***** RAW DATA
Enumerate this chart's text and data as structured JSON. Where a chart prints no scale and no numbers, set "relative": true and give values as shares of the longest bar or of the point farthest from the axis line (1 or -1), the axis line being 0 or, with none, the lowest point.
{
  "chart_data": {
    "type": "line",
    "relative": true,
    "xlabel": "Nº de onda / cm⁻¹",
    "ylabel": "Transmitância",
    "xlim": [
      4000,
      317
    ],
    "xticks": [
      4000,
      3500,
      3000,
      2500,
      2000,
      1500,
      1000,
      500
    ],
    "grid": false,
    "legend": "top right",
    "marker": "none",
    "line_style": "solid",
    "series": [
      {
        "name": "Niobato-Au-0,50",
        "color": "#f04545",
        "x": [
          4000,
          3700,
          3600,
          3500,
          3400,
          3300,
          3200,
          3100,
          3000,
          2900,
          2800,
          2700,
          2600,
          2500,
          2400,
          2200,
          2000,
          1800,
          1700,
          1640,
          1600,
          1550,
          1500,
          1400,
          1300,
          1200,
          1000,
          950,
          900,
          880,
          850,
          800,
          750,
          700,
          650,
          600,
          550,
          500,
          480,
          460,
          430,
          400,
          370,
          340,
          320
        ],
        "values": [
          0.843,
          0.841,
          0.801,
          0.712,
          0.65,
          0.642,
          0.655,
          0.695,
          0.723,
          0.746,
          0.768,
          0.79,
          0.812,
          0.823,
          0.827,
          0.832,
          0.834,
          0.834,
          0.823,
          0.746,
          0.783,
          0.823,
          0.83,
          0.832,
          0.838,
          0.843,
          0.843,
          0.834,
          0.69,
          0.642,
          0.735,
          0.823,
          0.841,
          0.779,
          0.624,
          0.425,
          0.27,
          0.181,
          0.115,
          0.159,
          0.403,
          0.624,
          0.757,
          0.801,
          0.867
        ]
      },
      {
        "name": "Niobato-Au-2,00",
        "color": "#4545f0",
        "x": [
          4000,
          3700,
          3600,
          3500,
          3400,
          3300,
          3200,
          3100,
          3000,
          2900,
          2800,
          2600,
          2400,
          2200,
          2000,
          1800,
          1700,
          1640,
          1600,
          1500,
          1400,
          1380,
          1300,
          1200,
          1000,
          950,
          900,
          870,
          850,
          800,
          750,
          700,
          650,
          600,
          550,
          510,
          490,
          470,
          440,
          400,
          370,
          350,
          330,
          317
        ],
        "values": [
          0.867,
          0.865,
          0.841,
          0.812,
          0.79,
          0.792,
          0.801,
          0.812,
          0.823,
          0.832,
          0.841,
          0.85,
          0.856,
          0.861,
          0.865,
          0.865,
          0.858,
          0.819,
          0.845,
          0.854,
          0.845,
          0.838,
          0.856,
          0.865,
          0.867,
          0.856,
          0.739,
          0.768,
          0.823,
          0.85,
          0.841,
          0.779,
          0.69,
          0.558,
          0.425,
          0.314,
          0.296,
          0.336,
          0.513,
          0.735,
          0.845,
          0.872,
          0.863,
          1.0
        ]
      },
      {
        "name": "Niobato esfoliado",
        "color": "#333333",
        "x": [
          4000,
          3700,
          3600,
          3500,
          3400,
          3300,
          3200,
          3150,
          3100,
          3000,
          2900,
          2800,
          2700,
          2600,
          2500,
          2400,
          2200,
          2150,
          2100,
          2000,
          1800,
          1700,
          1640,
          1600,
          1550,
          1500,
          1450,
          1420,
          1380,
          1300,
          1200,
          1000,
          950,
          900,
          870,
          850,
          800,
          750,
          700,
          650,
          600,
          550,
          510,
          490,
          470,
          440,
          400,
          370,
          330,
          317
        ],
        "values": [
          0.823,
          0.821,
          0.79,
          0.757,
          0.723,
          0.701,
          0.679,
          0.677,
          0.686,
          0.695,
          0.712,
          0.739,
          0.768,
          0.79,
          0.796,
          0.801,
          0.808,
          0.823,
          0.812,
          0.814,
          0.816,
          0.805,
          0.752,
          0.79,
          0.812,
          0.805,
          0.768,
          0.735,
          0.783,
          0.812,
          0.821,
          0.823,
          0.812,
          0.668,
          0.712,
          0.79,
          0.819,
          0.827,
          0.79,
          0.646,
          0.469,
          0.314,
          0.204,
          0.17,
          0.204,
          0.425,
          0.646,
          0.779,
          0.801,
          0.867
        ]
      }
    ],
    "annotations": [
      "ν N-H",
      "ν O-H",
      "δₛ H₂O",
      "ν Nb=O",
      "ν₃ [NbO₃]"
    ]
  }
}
**********
◆ TO BE DONE
Extract each line of the listing above, copying it word for word.

◆ ANSWER TO THIS PROBLEM
Enumerate this chart's text and data as structured JSON. Where a chart prints no scale and no numbers, set "relative": true and give values as shares of the longest bar or of the point farthest from the axis line (1 or -1), the axis line being 0 or, with none, the lowest point.
{
  "chart_data": {
    "type": "line",
    "relative": true,
    "xlabel": "Nº de onda / cm⁻¹",
    "ylabel": "Transmitância",
    "xlim": [
      4000,
      317
    ],
    "xticks": [
      4000,
      3500,
      3000,
      2500,
      2000,
      1500,
      1000,
      500
    ],
    "grid": false,
    "legend": "top right",
    "marker": "none",
    "line_style": "solid",
    "series": [
      {
        "name": "Niobato-Au-0,50",
        "color": "#f04545",
        "x": [
          4000,
          3700,
          3600,
          3500,
          3400,
          3300,
          3200,
          3100,
          3000,
          2900,
          2800,
          2700,
          2600,
          2500,
          2400,
          2200,
          2000,
          1800,
          1700,
          1640,
          1600,
          1550,
          1500,
          1400,
          1300,
          1200,
          1000,
          950,
          900,
          880,
          850,
          800,
          750,
          700,
          650,
          600,
          550,
          500,
          480,
          460,
          430,
          400,
          370,
          340,
          320
        ],
        "values": [
          0.843,
          0.841,
          0.801,
          0.712,
          0.65,
          0.642,
          0.655,
          0.695,
          0.723,
          0.746,
          0.768,
          0.79,
          0.812,
          0.823,
          0.827,
          0.832,
          0.834,
          0.834,
          0.823,
          0.746,
          0.783,
          0.823,
          0.83,
          0.832,
          0.838,
          0.843,
          0.843,
          0.834,
          0.69,
          0.642,
          0.735,
          0.823,
          0.841,
          0.779,
          0.624,
          0.425,
          0.27,
          0.181,
          0.115,
          0.159,
          0.403,
          0.624,
          0.757,
          0.801,
          0.867
        ]
      },
      {
        "name": "Niobato-Au-2,00",
        "color": "#4545f0",
        "x": [
          4000,
          3700,
          3600,
          3500,
          3400,
          3300,
          3200,
          3100,
          3000,
          2900,
          2800,
          2600,
          2400,
          2200,
          2000,
          1800,
          1700,
          1640,
          1600,
          1500,
          1400,
          1380,
          1300,
          1200,
          1000,
          950,
          900,
          870,
          850,
          800,
          750,
          700,
          650,
          600,
          550,
          510,
          490,
          470,
          440,
          400,
          370,
          350,
          330,
          317
        ],
        "values": [
          0.867,
          0.865,
          0.841,
          0.812,
          0.79,
          0.792,
          0.801,
          0.812,
          0.823,
          0.832,
          0.841,
          0.85,
          0.856,
          0.861,
          0.865,
          0.865,
          0.858,
          0.819,
          0.845,
          0.854,
          0.845,
          0.838,
          0.856,
          0.865,
          0.867,
          0.856,
          0.739,
          0.768,
          0.823,
          0.85,
          0.841,
          0.779,
          0.69,
          0.558,
          0.425,
          0.314,
          0.296,
          0.336,
          0.513,
          0.735,
          0.845,
          0.872,
          0.863,
          1.0
        ]
      },
      {
        "name": "Niobato esfoliado",
        "color": "#333333",
        "x": [
          4000,
          3700,
          3600,
          3500,
          3400,
          3300,
          3200,
          3150,
          3100,
          3000,
          2900,
          2800,
          2700,
          2600,
          2500,
          2400,
          2200,
          2150,
          2100,
          2000,
          1800,
          1700,
          1640,
          1600,
          1550,
          1500,
          1450,
          1420,
          1380,
          1300,
          1200,
          1000,
          950,
          900,
          870,
          850,
          800,
          750,
          700,
          650,
          600,
          550,
          510,
          490,
          470,
          440,
          400,
          370,
          330,
          317
        ],
        "values": [
          0.823,
          0.821,
          0.79,
          0.757,
          0.723,
          0.701,
          0.679,
          0.677,
          0.686,
          0.695,
          0.712,
          0.739,
          0.768,
          0.79,
          0.796,
          0.801,
          0.808,
          0.823,
          0.812,
          0.814,
          0.816,
          0.805,
          0.752,
          0.79,
          0.812,
          0.805,
          0.768,
          0.735,
          0.783,
          0.812,
          0.821,
          0.823,
          0.812,
          0.668,
          0.712,
          0.79,
          0.819,
          0.827,
          0.79,
          0.646,
          0.469,
          0.314,
          0.204,
          0.17,
          0.204,
          0.425,
          0.646,
          0.779,
          0.801,
          0.867
        ]
      }
    ],
    "annotations": [
      "ν N-H",
      "ν O-H",
      "δₛ H₂O",
      "ν Nb=O",
      "ν₃ [NbO₃]"
    ]
  }
}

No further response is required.